▶ _Aim_
Change every instance of "legend-title-line" to "legend-heading-line" in everything from the line containing "detect and localize" down to the line containing "- series-line-order-3: [160, 77, 462, 359]", keeping all else as it stands, and give back only those lines.
┄┄┄┄┄┄┄┄┄┄┄┄┄┄┄┄┄┄┄┄
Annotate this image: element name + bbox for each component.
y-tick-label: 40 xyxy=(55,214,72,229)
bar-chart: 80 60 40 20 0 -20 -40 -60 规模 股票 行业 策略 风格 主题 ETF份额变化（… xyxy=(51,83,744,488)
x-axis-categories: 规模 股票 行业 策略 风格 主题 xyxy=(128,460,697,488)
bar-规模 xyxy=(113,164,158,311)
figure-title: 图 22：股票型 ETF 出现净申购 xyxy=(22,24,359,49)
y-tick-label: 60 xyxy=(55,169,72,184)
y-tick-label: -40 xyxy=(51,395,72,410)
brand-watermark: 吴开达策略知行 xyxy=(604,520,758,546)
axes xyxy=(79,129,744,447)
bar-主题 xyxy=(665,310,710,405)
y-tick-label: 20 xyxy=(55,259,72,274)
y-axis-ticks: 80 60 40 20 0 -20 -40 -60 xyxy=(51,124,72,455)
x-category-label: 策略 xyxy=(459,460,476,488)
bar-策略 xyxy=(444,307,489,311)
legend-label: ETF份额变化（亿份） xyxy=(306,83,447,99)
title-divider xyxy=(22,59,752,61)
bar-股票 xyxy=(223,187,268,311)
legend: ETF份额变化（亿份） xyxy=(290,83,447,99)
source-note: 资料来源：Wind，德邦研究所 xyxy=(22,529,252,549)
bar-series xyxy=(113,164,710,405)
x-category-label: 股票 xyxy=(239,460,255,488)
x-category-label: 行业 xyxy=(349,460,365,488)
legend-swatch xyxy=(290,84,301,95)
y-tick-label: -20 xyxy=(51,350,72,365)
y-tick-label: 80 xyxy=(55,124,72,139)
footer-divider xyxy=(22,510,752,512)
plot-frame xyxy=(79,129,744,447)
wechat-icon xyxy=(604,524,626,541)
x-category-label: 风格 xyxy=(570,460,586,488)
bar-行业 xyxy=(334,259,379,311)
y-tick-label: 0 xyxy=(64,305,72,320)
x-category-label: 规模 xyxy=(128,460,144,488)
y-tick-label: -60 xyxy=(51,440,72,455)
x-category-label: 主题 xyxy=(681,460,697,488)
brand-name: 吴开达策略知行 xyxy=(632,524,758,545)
┄┄┄┄┄┄┄┄┄┄┄┄┄┄┄┄┄┄┄┄
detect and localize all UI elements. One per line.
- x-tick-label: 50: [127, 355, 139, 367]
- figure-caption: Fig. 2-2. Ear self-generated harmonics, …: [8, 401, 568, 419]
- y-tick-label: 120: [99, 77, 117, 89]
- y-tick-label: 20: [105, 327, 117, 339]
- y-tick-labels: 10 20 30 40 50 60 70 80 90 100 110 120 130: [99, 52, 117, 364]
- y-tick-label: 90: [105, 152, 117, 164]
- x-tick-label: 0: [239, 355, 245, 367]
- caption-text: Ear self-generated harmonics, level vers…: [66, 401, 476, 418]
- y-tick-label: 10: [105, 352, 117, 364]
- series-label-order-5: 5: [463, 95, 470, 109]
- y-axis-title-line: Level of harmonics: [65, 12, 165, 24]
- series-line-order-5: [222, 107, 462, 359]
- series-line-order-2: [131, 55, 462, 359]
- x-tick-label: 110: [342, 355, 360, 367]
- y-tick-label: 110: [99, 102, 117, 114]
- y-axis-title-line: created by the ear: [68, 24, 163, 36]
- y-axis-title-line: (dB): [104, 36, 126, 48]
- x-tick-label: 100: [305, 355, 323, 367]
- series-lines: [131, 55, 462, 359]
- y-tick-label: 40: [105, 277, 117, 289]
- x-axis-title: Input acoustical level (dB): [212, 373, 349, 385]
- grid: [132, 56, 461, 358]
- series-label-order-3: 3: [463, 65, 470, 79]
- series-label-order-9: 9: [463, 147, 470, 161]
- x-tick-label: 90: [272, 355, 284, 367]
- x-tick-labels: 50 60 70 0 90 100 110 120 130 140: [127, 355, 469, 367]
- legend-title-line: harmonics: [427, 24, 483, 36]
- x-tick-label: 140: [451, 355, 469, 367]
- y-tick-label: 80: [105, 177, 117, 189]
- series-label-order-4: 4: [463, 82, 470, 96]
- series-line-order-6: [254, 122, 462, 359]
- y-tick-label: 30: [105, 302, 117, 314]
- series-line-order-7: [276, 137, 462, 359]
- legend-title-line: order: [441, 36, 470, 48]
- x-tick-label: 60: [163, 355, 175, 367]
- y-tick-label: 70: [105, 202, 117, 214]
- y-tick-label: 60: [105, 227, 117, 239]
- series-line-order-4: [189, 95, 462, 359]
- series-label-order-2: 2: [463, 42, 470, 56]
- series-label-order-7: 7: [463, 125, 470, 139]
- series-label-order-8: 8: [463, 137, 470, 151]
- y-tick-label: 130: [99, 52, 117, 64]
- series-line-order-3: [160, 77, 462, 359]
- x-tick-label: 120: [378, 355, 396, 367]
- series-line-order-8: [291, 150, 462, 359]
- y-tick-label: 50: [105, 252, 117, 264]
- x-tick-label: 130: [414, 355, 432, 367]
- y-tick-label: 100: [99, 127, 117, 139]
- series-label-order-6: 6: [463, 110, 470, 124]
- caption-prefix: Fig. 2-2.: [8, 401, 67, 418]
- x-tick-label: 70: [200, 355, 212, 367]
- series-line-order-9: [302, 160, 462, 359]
┄┄┄┄┄┄┄┄┄┄┄┄┄┄┄┄┄┄┄┄
▶ _Exercise solution_
detect and localize all UI elements. One per line.
- x-tick-label: 50: [127, 355, 139, 367]
- figure-caption: Fig. 2-2. Ear self-generated harmonics, …: [8, 401, 568, 419]
- y-tick-label: 120: [99, 77, 117, 89]
- y-tick-label: 20: [105, 327, 117, 339]
- y-tick-labels: 10 20 30 40 50 60 70 80 90 100 110 120 130: [99, 52, 117, 364]
- y-tick-label: 90: [105, 152, 117, 164]
- x-tick-label: 0: [239, 355, 245, 367]
- caption-text: Ear self-generated harmonics, level vers…: [66, 401, 476, 418]
- y-tick-label: 10: [105, 352, 117, 364]
- series-label-order-5: 5: [463, 95, 470, 109]
- y-axis-title-line: Level of harmonics: [65, 12, 165, 24]
- series-line-order-5: [222, 107, 462, 359]
- series-line-order-2: [131, 55, 462, 359]
- x-tick-label: 110: [342, 355, 360, 367]
- y-tick-label: 110: [99, 102, 117, 114]
- y-axis-title-line: created by the ear: [68, 24, 163, 36]
- y-axis-title-line: (dB): [104, 36, 126, 48]
- x-tick-label: 100: [305, 355, 323, 367]
- series-lines: [131, 55, 462, 359]
- y-tick-label: 40: [105, 277, 117, 289]
- x-axis-title: Input acoustical level (dB): [212, 373, 349, 385]
- grid: [132, 56, 461, 358]
- series-label-order-3: 3: [463, 65, 470, 79]
- series-label-order-9: 9: [463, 147, 470, 161]
- x-tick-label: 90: [272, 355, 284, 367]
- x-tick-labels: 50 60 70 0 90 100 110 120 130 140: [127, 355, 469, 367]
- legend-heading-line: harmonics: [427, 24, 483, 36]
- x-tick-label: 140: [451, 355, 469, 367]
- y-tick-label: 80: [105, 177, 117, 189]
- series-label-order-4: 4: [463, 82, 470, 96]
- series-line-order-6: [254, 122, 462, 359]
- y-tick-label: 30: [105, 302, 117, 314]
- series-line-order-7: [276, 137, 462, 359]
- legend-heading-line: order: [441, 36, 470, 48]
- x-tick-label: 60: [163, 355, 175, 367]
- y-tick-label: 70: [105, 202, 117, 214]
- y-tick-label: 60: [105, 227, 117, 239]
- series-line-order-4: [189, 95, 462, 359]
- series-label-order-2: 2: [463, 42, 470, 56]
- series-label-order-7: 7: [463, 125, 470, 139]
- series-label-order-8: 8: [463, 137, 470, 151]
- y-tick-label: 130: [99, 52, 117, 64]
- series-line-order-3: [160, 77, 462, 359]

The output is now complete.